> _Source records_

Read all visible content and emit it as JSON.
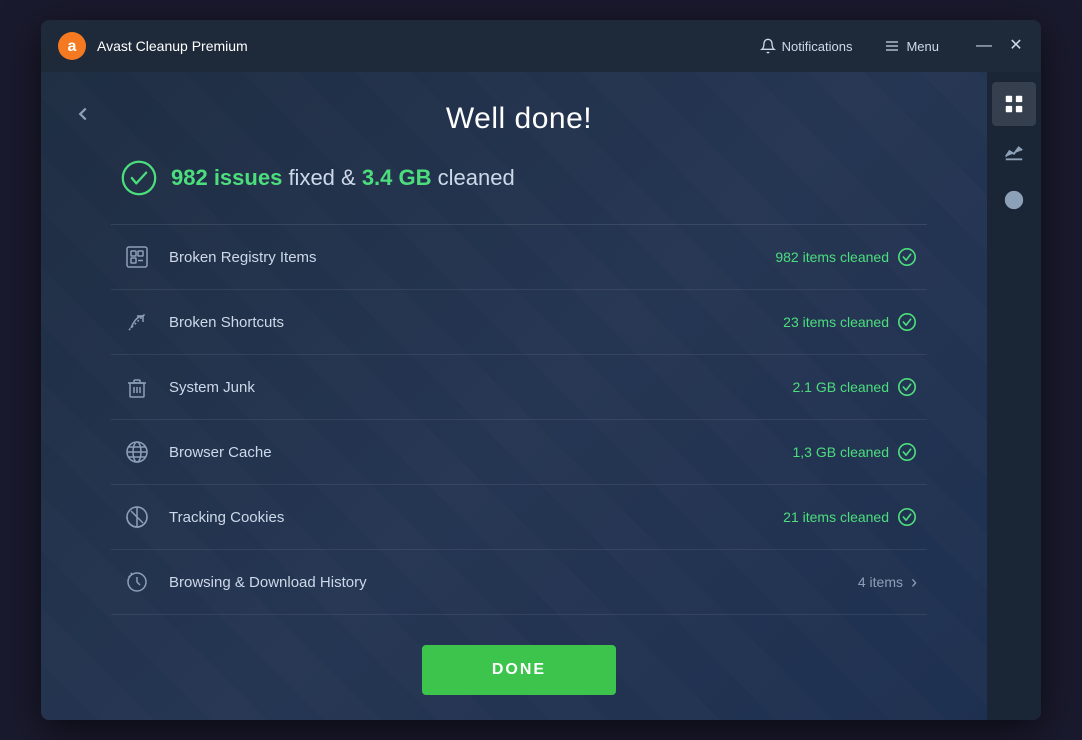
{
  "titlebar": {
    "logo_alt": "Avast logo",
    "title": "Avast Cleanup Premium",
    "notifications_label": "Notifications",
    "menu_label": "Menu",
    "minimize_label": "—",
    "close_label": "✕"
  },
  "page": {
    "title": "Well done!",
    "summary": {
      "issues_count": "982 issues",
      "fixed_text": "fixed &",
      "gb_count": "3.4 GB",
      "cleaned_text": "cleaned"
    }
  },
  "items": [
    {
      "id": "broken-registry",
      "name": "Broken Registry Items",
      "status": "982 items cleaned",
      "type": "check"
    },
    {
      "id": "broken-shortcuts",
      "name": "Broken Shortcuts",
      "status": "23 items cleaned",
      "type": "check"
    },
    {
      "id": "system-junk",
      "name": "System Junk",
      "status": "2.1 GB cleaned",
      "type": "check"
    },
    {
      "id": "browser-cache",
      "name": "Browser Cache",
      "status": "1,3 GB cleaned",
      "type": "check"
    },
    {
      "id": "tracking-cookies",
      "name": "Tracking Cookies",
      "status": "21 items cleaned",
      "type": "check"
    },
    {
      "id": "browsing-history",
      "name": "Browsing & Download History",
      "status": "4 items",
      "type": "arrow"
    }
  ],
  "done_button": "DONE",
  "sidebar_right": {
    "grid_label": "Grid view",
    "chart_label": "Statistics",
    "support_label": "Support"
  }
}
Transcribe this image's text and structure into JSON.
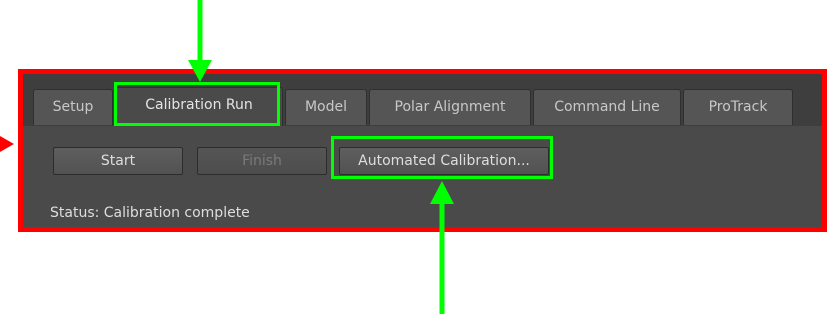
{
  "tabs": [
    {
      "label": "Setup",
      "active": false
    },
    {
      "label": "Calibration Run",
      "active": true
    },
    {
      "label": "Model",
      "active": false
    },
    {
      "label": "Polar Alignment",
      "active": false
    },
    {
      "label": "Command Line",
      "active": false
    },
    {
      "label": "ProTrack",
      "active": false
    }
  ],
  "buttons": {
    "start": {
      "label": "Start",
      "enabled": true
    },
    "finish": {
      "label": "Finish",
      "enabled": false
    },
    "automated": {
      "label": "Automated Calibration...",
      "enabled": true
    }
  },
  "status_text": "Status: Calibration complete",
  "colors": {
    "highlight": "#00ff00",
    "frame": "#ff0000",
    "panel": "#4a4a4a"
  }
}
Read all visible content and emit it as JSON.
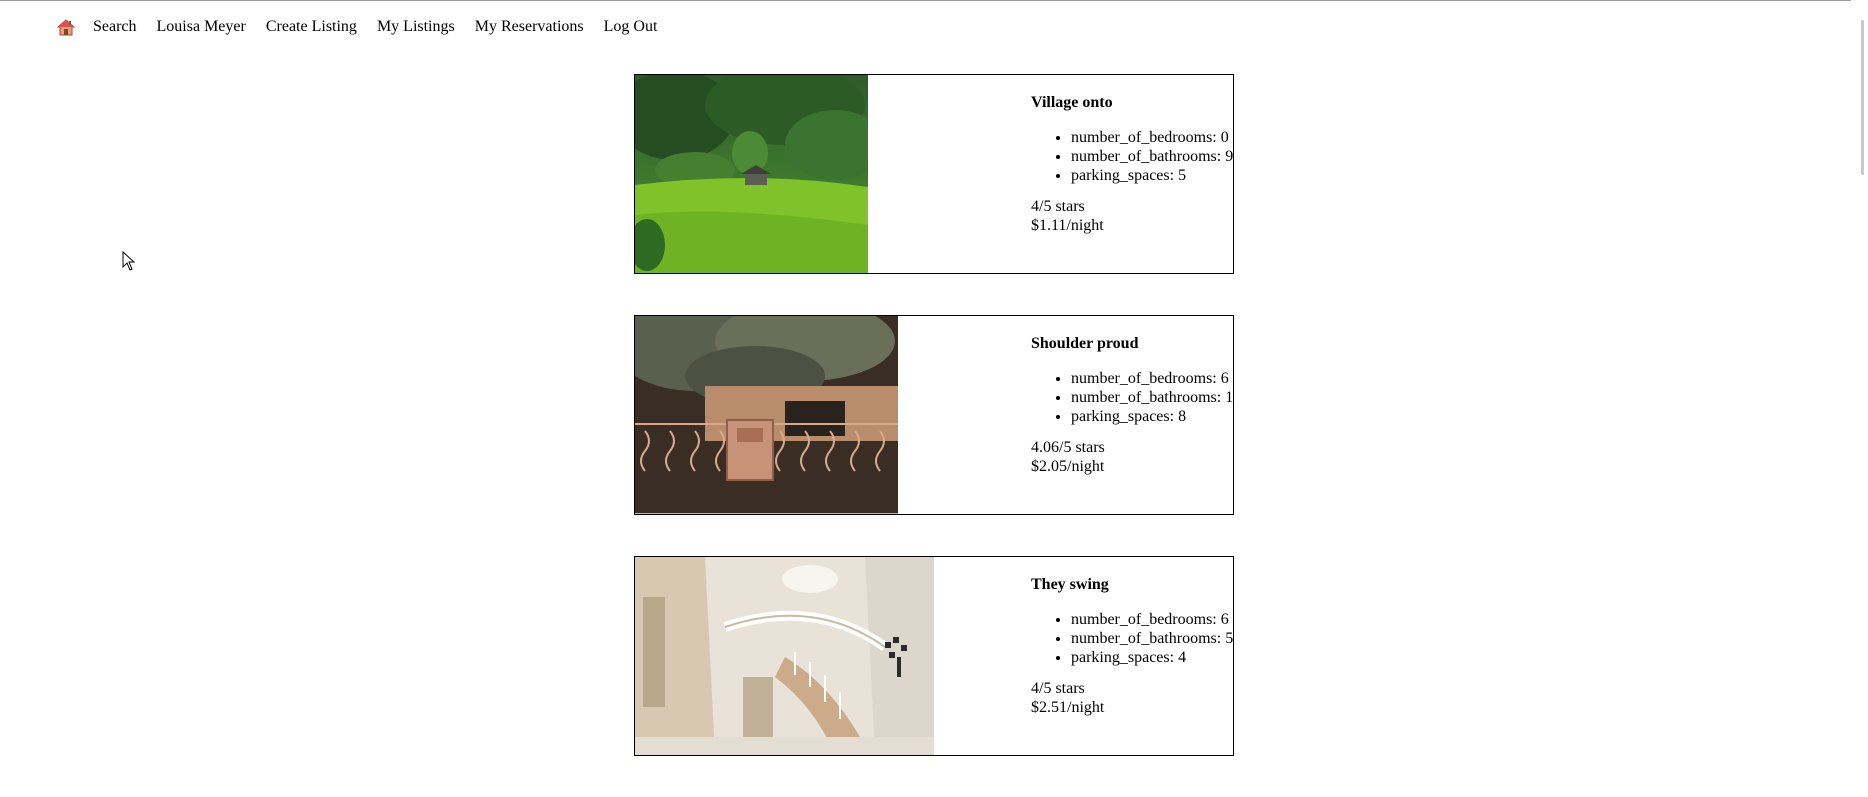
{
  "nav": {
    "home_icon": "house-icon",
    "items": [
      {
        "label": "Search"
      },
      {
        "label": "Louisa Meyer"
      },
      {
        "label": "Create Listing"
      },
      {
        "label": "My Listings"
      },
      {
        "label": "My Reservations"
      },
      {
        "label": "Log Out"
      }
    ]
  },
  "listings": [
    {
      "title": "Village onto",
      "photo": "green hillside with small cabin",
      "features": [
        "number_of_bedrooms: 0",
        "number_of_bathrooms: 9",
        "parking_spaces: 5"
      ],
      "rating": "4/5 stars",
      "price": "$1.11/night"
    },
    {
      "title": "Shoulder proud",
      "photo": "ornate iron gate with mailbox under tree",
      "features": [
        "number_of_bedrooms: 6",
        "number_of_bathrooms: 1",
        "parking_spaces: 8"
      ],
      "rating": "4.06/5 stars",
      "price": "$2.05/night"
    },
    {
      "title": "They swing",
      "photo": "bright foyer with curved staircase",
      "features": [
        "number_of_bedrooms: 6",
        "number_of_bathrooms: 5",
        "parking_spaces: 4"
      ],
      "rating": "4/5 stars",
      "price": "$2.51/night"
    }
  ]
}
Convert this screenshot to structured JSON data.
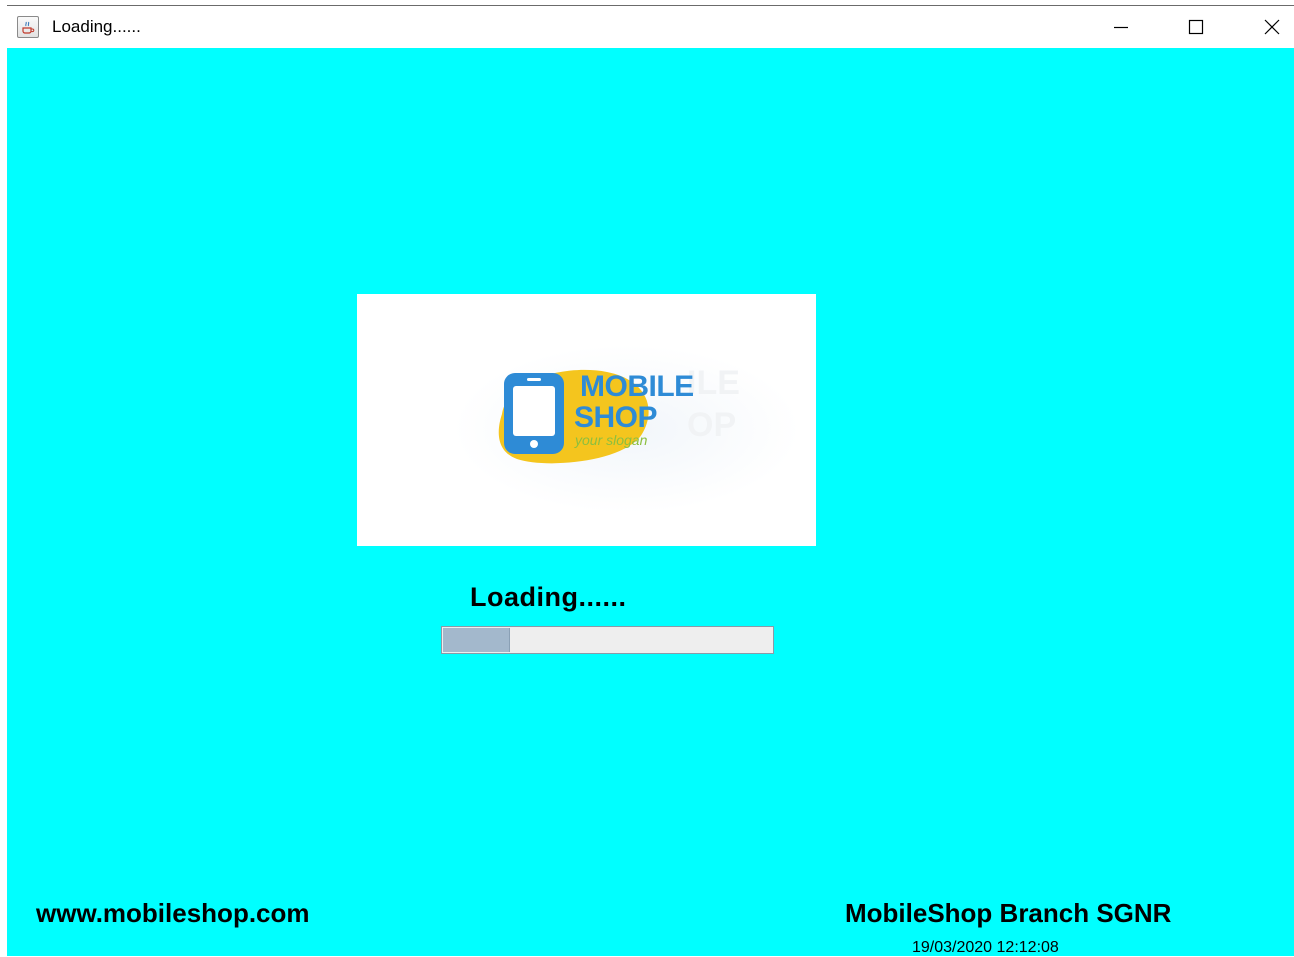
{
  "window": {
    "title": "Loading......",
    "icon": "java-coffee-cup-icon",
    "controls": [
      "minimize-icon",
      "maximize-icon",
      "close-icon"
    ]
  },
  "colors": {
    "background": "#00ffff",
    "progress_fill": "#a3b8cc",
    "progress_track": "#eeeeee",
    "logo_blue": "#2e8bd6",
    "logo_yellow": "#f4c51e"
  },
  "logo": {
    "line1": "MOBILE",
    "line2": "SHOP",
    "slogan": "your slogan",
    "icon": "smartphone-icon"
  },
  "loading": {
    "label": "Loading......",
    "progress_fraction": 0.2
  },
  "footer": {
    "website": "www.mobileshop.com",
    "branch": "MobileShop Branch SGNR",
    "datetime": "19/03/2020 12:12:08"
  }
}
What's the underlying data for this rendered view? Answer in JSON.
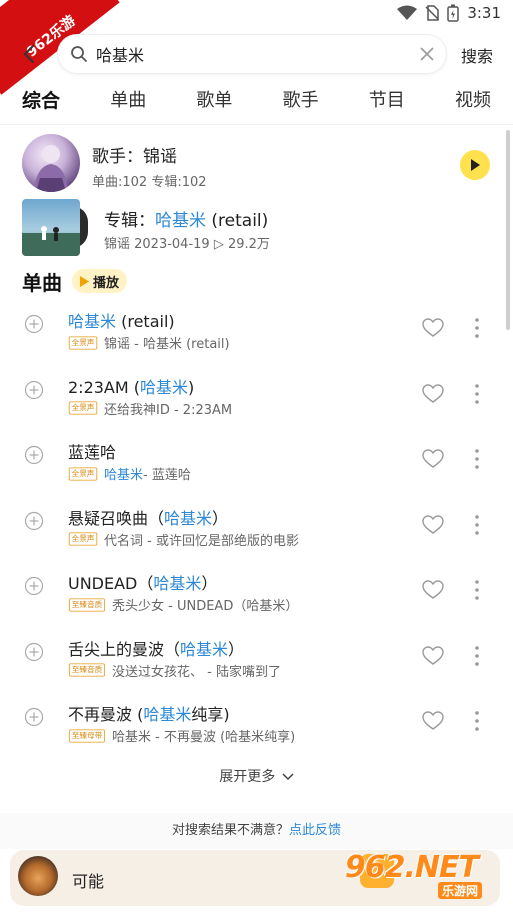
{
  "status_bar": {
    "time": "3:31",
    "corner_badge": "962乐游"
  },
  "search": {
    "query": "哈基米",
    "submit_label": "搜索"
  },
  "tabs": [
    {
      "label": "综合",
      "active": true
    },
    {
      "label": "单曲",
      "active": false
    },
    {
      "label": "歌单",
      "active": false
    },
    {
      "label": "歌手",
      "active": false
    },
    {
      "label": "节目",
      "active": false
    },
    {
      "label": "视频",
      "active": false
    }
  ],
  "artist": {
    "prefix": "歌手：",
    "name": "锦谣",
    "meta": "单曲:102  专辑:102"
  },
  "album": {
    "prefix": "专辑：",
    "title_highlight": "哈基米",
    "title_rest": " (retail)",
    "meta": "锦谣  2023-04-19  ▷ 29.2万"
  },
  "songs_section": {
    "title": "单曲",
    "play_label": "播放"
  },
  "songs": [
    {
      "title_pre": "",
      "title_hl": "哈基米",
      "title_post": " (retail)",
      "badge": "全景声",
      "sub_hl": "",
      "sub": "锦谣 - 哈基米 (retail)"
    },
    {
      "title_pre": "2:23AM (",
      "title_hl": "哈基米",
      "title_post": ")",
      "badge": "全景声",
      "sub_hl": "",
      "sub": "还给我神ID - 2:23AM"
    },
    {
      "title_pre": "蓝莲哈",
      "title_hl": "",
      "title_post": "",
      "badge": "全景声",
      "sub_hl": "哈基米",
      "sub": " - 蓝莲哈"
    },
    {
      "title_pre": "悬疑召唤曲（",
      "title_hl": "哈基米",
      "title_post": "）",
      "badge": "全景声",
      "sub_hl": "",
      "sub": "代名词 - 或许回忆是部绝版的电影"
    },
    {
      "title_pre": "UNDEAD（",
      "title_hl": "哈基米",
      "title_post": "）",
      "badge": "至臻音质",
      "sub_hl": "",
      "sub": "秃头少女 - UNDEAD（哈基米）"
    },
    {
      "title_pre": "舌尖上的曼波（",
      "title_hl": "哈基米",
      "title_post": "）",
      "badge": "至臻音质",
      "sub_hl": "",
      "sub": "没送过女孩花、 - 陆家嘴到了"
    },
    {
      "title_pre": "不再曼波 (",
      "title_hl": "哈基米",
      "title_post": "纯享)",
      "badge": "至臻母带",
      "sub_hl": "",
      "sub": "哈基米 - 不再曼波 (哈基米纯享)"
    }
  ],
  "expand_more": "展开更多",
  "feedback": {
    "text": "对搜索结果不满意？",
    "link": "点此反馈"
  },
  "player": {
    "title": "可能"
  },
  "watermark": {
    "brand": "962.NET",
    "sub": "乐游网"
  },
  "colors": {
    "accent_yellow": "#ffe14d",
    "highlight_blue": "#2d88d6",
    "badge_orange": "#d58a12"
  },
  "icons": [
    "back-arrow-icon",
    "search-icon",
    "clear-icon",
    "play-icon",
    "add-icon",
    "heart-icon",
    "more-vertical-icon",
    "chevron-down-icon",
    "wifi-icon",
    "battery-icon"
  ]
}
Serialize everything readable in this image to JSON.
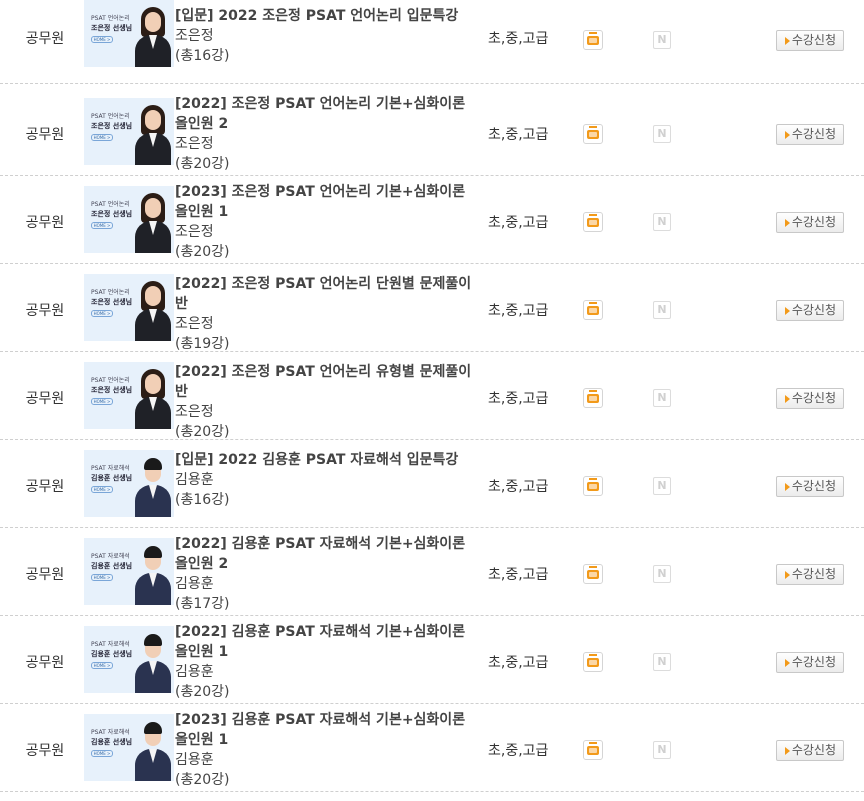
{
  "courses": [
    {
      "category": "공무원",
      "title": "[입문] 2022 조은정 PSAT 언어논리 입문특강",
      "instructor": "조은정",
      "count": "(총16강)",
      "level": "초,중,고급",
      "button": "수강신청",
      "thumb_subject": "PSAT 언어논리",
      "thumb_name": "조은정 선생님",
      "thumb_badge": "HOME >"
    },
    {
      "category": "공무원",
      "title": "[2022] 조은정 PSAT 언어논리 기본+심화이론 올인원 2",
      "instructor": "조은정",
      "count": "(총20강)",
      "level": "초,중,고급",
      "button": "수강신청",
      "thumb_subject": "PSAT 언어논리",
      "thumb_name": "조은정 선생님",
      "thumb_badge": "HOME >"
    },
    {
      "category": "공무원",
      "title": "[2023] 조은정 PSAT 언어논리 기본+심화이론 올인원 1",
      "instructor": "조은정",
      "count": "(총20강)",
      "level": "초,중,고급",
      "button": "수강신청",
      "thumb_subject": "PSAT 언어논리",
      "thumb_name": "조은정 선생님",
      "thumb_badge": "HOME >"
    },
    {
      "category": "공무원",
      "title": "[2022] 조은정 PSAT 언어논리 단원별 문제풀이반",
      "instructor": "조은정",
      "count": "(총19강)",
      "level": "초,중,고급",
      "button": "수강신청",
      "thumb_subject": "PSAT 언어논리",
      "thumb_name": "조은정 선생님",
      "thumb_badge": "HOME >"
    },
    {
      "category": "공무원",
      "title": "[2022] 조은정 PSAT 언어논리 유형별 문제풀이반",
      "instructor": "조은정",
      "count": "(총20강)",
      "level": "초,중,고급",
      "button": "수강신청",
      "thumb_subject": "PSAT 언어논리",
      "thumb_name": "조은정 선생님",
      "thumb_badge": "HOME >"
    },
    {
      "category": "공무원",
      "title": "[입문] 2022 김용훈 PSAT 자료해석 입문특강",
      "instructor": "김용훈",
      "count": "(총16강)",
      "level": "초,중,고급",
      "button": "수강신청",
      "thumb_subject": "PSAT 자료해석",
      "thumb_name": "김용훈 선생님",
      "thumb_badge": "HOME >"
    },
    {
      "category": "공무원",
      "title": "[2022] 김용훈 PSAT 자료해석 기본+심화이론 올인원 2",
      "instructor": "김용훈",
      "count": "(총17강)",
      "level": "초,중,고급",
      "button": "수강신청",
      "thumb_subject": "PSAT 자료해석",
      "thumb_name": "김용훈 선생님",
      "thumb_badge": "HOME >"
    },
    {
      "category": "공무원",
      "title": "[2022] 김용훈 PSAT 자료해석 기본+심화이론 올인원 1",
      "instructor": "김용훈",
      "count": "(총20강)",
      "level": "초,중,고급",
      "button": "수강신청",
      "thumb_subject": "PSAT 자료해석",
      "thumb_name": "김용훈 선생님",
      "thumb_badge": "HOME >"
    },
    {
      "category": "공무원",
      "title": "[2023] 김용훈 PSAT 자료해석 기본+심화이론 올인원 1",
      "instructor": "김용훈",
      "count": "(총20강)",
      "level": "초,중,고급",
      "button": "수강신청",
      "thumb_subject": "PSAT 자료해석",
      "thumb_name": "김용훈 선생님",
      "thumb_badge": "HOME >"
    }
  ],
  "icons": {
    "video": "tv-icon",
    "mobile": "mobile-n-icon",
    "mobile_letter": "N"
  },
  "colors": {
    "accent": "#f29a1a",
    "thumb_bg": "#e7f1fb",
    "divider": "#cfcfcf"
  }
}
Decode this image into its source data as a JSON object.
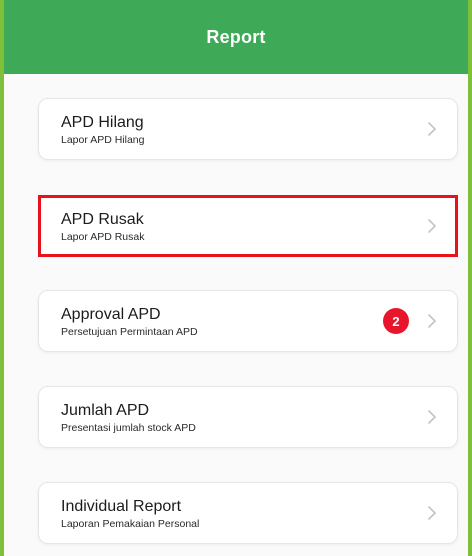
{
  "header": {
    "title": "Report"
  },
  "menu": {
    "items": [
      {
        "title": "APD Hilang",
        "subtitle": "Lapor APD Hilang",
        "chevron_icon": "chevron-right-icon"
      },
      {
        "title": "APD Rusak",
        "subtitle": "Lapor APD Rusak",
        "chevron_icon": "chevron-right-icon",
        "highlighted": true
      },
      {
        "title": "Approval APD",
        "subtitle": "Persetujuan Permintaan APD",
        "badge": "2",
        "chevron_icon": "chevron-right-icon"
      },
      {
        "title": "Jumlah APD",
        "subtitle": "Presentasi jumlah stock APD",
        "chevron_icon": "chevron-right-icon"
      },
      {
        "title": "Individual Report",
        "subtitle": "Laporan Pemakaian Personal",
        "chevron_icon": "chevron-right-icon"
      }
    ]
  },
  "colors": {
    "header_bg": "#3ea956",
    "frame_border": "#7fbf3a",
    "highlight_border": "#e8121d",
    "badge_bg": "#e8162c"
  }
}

> _The request_
Locate all lines in the listing above with the word "into" and copy them.

> _Result for this task_
Transcribe this image's text and structure into JSON.
Decode this image into its source data as a JSON object.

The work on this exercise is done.